> DATA SHOWN
+ + + +

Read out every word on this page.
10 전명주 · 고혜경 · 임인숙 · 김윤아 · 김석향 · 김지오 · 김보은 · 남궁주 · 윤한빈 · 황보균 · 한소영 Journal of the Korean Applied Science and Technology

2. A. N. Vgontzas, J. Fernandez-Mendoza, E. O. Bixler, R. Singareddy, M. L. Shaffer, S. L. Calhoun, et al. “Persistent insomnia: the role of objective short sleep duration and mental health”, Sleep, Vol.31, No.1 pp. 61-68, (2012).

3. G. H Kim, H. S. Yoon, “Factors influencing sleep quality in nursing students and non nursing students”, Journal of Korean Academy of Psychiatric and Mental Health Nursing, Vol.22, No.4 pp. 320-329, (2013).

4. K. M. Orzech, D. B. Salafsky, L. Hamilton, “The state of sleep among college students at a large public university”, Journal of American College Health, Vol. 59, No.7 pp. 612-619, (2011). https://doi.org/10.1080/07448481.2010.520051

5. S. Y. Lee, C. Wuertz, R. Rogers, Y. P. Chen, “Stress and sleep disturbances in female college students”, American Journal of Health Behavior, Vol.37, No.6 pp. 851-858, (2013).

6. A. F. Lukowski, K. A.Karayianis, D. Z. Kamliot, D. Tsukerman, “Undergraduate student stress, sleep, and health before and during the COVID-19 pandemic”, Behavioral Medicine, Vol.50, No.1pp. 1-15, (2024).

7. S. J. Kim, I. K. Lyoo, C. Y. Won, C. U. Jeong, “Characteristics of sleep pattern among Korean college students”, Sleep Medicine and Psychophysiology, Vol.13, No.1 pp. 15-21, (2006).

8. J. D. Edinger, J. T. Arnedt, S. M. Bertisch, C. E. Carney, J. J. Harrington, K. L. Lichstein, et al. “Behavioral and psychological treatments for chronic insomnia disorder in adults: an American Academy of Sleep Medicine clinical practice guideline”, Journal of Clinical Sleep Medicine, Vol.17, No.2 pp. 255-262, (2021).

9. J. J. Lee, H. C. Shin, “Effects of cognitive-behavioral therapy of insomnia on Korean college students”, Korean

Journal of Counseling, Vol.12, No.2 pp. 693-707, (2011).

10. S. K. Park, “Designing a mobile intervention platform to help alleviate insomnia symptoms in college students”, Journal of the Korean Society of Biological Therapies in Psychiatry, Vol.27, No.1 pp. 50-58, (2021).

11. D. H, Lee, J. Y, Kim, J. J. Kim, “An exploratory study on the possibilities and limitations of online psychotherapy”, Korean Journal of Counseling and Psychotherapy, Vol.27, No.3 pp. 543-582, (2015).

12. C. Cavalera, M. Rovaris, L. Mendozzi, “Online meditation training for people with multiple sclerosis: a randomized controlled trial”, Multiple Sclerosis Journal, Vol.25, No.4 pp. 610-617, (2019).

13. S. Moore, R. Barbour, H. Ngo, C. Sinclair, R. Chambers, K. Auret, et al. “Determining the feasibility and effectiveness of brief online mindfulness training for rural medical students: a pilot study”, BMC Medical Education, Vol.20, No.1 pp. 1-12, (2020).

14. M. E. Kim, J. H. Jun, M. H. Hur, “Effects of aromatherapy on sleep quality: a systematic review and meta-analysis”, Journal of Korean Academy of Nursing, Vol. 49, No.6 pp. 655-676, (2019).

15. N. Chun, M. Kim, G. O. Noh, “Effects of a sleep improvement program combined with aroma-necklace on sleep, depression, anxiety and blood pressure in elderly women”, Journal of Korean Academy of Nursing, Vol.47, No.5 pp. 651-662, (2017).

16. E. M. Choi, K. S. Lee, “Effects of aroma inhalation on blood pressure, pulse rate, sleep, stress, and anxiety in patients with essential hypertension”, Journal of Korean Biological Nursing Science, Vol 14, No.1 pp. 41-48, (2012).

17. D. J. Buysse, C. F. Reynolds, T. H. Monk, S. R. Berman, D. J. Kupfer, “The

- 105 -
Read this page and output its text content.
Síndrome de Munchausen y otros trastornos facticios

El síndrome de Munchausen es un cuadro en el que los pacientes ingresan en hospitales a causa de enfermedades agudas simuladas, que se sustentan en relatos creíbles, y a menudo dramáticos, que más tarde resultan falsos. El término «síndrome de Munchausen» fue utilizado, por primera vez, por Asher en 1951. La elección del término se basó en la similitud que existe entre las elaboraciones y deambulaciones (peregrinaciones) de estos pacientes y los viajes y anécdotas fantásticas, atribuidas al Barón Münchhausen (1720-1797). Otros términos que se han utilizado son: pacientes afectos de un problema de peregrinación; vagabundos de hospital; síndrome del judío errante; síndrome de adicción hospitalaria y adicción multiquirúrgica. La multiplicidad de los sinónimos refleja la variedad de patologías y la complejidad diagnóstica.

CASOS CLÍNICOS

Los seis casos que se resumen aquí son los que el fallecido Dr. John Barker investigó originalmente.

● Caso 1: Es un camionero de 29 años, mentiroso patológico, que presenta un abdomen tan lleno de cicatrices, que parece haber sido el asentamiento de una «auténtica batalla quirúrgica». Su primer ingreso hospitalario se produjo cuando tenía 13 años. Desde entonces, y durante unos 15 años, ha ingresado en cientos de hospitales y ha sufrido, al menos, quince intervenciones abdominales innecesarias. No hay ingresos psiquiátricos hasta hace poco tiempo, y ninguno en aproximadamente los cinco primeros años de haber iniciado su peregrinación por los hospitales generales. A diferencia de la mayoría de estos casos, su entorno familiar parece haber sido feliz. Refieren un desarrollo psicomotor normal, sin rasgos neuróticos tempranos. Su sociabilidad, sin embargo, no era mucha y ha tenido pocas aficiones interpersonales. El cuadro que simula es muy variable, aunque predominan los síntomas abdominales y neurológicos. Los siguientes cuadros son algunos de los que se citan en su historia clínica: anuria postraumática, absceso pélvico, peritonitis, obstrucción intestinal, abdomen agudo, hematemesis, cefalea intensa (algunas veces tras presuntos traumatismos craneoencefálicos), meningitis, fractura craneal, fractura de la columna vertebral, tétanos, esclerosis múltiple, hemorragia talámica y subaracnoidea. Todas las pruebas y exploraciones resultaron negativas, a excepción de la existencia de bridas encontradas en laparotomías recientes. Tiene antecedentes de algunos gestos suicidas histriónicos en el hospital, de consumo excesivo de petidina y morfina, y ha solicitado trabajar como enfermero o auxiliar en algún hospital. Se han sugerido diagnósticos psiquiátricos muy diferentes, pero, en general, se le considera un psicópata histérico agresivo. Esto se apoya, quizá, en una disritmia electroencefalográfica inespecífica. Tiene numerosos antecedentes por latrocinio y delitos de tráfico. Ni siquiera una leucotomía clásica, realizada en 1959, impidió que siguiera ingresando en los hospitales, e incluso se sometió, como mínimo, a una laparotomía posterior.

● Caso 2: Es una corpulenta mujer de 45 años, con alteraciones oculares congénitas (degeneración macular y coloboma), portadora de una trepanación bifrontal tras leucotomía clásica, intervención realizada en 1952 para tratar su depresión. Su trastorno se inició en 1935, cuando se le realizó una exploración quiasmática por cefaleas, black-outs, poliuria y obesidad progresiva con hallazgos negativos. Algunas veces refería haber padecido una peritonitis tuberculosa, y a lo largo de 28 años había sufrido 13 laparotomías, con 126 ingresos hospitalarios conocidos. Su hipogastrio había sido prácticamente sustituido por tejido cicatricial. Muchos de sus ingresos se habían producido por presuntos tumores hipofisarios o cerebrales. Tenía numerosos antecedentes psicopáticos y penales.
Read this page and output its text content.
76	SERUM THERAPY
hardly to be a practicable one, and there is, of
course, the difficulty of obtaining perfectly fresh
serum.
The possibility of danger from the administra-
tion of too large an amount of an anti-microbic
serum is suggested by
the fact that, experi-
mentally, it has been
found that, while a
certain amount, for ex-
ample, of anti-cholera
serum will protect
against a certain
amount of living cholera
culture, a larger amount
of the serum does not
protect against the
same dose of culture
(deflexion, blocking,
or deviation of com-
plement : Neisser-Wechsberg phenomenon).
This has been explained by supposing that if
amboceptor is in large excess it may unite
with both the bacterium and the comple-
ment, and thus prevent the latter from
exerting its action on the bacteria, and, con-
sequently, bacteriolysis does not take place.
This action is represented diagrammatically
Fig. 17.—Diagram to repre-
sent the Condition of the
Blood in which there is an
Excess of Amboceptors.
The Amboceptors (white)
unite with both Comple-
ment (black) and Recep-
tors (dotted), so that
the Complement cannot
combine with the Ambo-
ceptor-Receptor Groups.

+ + + +

Scan the listing above. Gather each line that contains the word "Nursing".

3. G. H Kim, H. S. Yoon, “Factors influencing sleep quality in nursing students and non nursing students”, Journal of Korean Academy of Psychiatric and Mental Health Nursing, Vol.22, No.4 pp. 320-329, (2013).
14. M. E. Kim, J. H. Jun, M. H. Hur, “Effects of aromatherapy on sleep quality: a systematic review and meta-analysis”, Journal of Korean Academy of Nursing, Vol. 49, No.6 pp. 655-676, (2019).
15. N. Chun, M. Kim, G. O. Noh, “Effects of a sleep improvement program combined with aroma-necklace on sleep, depression, anxiety and blood pressure in elderly women”, Journal of Korean Academy of Nursing, Vol.47, No.5 pp. 651-662, (2017).
16. E. M. Choi, K. S. Lee, “Effects of aroma inhalation on blood pressure, pulse rate, sleep, stress, and anxiety in patients with essential hypertension”, Journal of Korean Biological Nursing Science, Vol 14, No.1 pp. 41-48, (2012).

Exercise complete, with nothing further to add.